- **WRITTEN REQUEST**: Single out each line with the word "screenshot" and copy it.

- **RECORDS SUPPLIED**:
★ ★ ★ ★ ★

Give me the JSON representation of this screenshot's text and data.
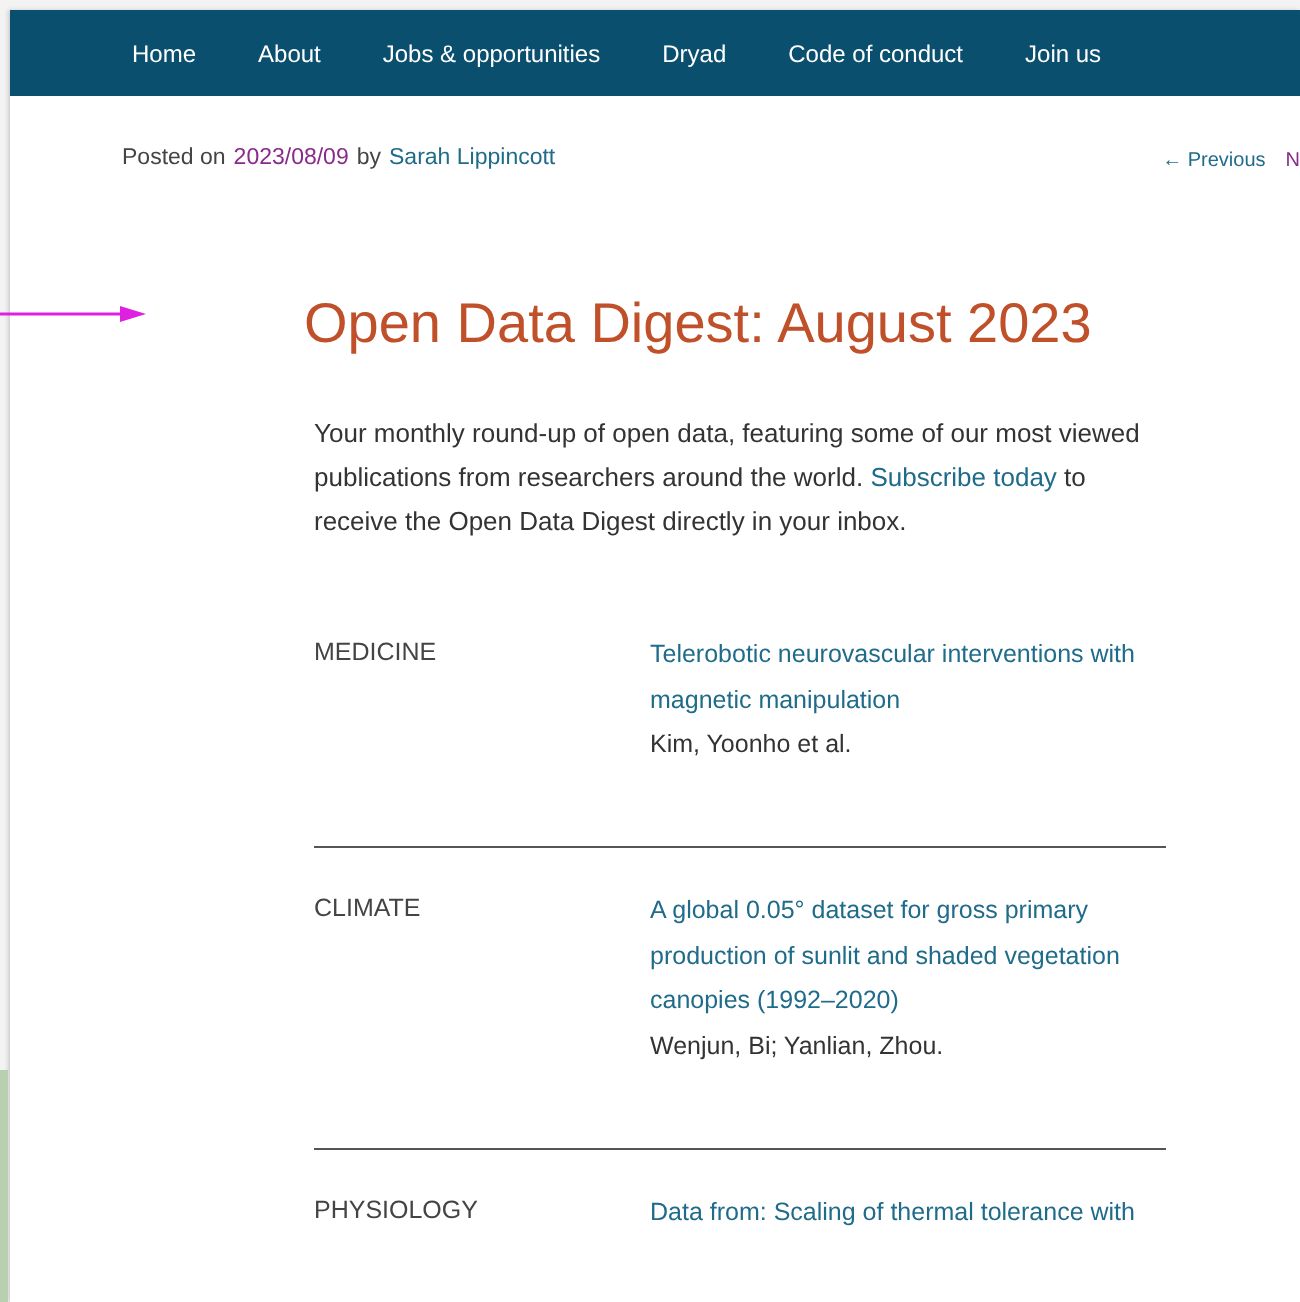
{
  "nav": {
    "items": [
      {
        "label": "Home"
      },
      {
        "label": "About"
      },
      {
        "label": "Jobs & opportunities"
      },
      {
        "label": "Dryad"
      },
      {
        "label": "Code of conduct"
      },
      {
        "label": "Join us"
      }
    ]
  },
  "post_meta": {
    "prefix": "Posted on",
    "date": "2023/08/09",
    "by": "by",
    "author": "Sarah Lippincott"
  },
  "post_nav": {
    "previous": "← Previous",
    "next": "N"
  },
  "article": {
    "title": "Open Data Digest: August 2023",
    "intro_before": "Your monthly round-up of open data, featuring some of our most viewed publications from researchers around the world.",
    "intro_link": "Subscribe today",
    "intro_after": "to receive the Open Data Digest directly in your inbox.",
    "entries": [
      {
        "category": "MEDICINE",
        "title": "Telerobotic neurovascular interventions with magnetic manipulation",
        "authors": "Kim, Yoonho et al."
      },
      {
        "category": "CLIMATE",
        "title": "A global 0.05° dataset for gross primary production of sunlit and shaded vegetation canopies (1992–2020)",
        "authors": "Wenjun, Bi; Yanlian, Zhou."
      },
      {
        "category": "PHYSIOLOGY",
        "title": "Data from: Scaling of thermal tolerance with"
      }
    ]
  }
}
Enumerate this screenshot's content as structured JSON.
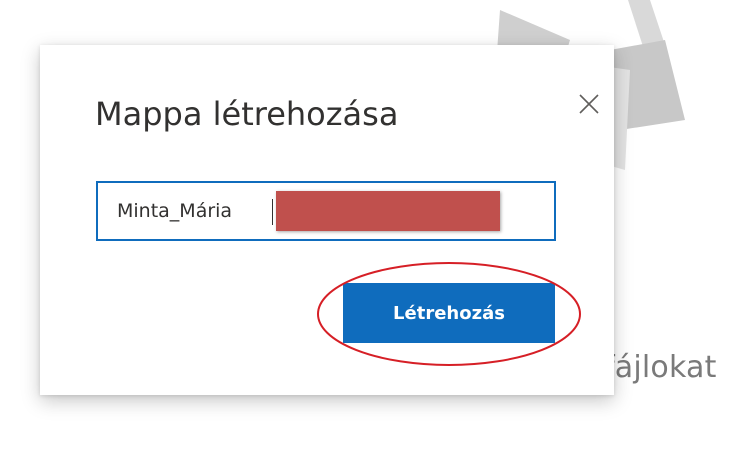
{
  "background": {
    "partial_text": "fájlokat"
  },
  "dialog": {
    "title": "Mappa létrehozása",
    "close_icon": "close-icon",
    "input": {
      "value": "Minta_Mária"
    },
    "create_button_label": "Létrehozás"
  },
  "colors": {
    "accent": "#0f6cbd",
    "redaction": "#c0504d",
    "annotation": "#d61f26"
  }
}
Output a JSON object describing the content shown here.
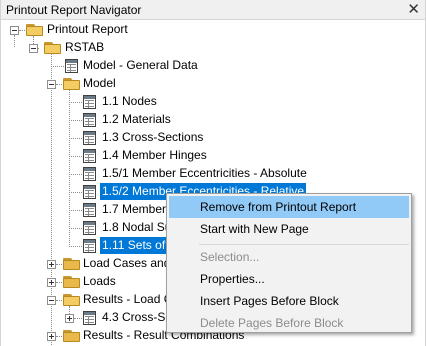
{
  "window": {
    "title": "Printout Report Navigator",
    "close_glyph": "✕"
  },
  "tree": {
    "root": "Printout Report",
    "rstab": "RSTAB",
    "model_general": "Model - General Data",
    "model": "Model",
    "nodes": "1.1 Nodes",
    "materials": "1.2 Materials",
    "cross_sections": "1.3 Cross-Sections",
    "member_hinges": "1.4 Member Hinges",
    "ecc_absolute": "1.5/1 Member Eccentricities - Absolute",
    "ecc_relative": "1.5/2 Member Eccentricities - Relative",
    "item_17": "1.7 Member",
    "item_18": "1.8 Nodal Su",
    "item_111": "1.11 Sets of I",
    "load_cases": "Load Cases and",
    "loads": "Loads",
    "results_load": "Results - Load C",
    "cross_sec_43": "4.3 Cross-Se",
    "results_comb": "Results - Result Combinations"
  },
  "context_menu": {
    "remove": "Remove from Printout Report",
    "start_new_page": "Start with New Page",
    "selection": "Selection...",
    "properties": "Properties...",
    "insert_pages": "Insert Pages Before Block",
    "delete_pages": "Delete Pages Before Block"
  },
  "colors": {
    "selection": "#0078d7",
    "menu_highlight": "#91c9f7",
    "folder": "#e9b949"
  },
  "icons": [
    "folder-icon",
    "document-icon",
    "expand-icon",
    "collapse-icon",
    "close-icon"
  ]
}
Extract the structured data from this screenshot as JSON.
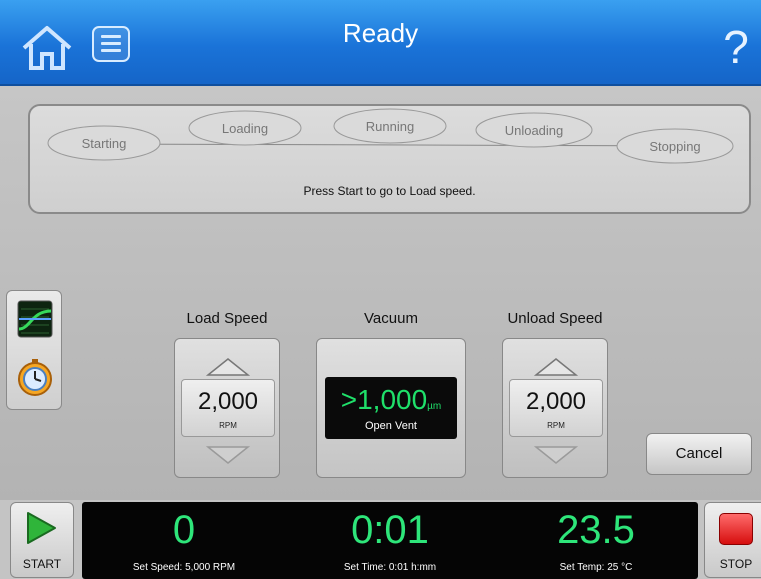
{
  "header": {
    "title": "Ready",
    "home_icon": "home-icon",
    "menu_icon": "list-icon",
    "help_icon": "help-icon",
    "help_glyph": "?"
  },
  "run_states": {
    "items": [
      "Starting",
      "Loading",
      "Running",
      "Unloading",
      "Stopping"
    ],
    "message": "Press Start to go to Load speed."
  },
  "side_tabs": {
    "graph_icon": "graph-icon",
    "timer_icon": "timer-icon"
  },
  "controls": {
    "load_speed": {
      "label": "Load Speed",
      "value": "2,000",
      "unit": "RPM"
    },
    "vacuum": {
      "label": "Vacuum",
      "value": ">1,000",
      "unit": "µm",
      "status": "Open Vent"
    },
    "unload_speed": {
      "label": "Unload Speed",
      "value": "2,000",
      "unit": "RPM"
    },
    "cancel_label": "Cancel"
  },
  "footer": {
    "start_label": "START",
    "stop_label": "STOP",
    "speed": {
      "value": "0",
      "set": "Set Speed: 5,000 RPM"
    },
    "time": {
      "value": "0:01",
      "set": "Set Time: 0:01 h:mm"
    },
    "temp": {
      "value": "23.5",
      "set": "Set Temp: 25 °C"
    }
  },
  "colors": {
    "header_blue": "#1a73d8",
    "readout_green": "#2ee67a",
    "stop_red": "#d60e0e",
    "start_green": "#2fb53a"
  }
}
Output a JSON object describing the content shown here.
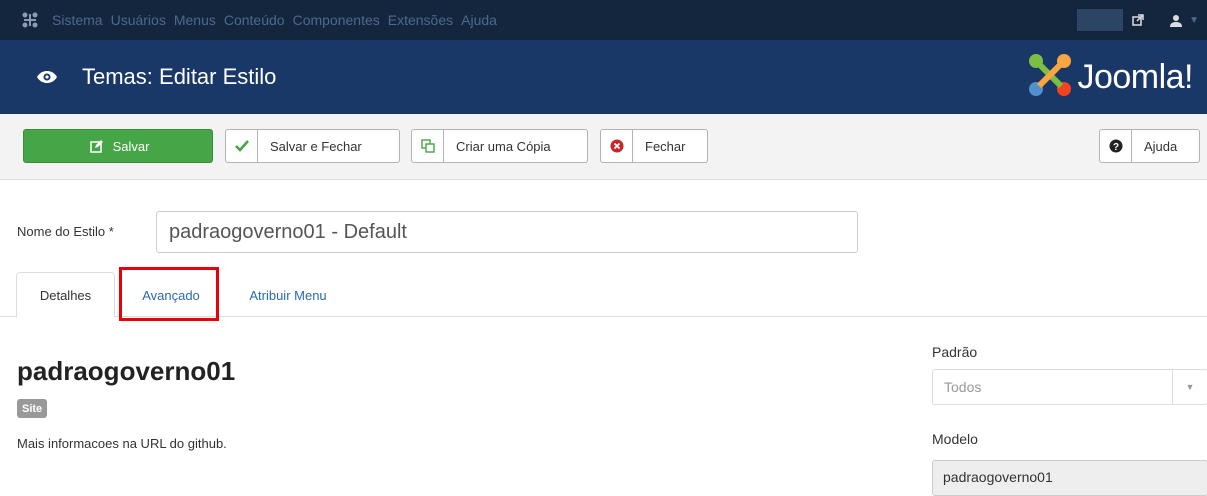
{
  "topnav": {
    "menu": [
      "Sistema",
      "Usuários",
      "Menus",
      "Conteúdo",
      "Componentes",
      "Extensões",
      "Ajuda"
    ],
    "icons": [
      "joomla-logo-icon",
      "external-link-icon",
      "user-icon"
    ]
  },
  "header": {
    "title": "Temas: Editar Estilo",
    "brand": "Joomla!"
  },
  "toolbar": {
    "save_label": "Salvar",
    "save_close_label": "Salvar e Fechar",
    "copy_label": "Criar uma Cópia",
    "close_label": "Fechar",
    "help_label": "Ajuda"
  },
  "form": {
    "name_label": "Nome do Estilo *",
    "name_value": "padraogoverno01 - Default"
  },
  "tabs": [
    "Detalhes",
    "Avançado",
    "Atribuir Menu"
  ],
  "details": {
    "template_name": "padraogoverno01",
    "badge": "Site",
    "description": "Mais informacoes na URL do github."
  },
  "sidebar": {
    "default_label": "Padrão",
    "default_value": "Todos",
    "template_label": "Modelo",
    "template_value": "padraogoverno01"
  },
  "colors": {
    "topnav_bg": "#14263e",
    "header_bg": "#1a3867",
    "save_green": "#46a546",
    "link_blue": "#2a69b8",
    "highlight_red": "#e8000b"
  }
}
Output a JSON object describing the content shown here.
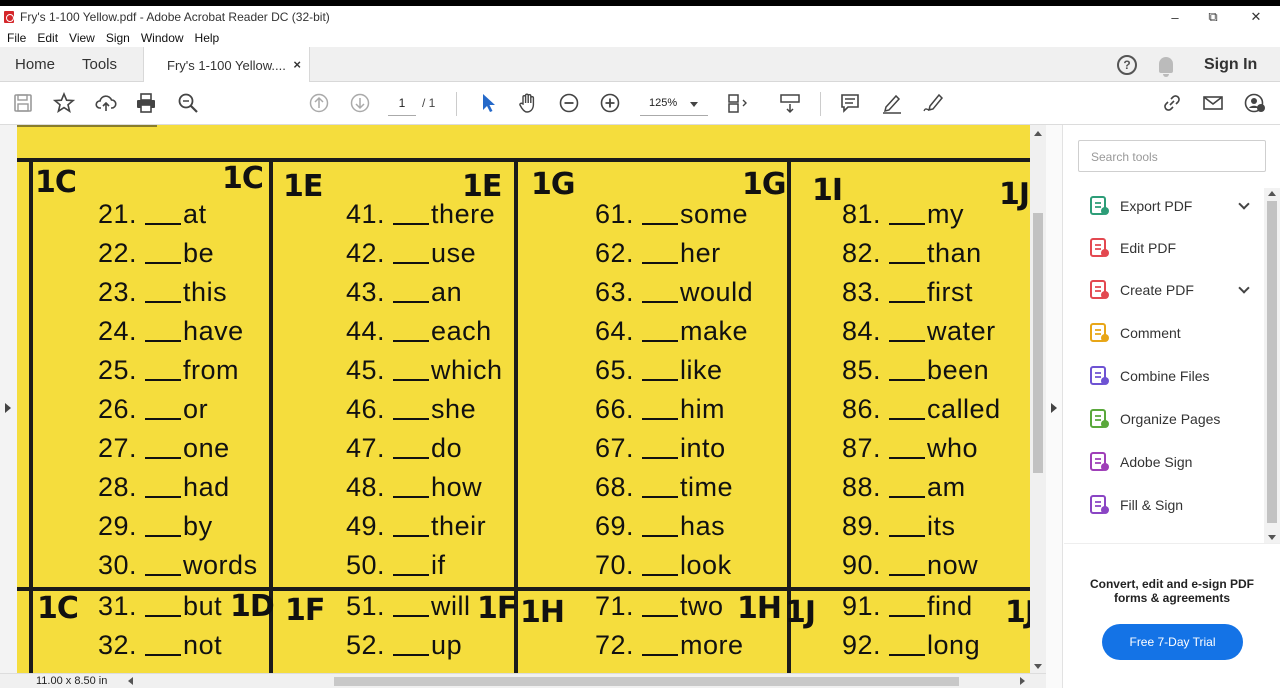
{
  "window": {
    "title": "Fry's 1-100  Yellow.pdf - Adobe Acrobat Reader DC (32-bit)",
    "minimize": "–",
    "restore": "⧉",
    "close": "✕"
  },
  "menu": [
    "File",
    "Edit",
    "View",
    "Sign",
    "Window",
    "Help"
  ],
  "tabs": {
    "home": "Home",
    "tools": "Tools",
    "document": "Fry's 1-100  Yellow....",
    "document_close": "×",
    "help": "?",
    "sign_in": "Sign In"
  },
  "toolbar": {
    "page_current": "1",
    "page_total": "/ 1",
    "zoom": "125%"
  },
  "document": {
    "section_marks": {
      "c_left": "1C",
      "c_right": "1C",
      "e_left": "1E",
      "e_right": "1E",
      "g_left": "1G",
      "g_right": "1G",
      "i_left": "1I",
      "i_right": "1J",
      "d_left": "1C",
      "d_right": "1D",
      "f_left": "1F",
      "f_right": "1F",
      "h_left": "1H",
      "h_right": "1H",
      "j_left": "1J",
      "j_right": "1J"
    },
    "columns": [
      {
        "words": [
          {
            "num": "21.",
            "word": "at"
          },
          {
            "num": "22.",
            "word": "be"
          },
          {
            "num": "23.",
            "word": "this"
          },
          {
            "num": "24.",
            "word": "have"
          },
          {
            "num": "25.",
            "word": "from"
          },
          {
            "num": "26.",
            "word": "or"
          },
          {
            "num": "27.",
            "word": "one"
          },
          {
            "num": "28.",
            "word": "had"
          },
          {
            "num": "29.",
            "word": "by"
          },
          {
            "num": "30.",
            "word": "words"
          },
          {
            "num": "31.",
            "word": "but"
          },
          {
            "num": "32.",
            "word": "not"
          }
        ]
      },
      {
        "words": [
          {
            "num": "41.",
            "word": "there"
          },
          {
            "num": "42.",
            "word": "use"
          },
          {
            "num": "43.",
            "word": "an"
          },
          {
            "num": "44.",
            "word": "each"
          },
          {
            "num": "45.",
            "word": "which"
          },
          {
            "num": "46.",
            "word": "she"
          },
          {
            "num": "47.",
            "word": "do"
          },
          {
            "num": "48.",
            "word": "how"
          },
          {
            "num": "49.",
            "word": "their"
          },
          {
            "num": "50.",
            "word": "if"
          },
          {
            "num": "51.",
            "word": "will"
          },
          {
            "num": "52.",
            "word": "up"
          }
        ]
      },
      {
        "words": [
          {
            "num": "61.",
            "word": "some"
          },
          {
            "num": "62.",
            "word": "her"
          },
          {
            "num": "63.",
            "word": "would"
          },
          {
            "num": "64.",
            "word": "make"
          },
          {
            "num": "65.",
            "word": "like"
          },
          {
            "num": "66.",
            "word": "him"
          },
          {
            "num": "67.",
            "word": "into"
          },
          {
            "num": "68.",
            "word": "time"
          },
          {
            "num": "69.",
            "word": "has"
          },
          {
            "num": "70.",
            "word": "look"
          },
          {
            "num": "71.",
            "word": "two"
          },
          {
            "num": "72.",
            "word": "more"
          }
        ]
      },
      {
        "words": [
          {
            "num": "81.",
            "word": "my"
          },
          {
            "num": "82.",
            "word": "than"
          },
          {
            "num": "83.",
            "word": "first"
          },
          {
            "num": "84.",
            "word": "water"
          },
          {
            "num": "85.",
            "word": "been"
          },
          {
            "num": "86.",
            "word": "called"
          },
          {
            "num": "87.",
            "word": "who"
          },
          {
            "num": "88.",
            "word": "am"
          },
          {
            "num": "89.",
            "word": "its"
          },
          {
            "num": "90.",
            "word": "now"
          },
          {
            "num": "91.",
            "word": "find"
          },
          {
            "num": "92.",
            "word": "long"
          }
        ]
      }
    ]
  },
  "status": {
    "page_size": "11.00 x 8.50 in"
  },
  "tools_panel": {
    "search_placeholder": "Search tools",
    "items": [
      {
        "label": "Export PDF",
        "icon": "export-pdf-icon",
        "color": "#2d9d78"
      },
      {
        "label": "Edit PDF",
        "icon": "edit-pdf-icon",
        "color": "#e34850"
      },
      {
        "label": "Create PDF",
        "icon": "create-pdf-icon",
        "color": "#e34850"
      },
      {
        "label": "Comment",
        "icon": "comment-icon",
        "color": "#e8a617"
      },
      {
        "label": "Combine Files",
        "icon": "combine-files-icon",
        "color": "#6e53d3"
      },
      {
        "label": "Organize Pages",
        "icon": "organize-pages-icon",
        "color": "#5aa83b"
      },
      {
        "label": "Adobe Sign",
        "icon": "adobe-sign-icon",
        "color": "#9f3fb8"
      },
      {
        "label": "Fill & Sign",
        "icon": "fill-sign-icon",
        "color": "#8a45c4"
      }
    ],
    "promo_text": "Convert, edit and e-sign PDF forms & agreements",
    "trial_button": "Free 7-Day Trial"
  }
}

★ ★ ★ ★ ★

- **EXPECTED ANSWER**:
Give me the JSON representation of this screenshot's text and data.
Enumerate this screenshot's content as structured JSON.
Extract the structured data from this screenshot as JSON.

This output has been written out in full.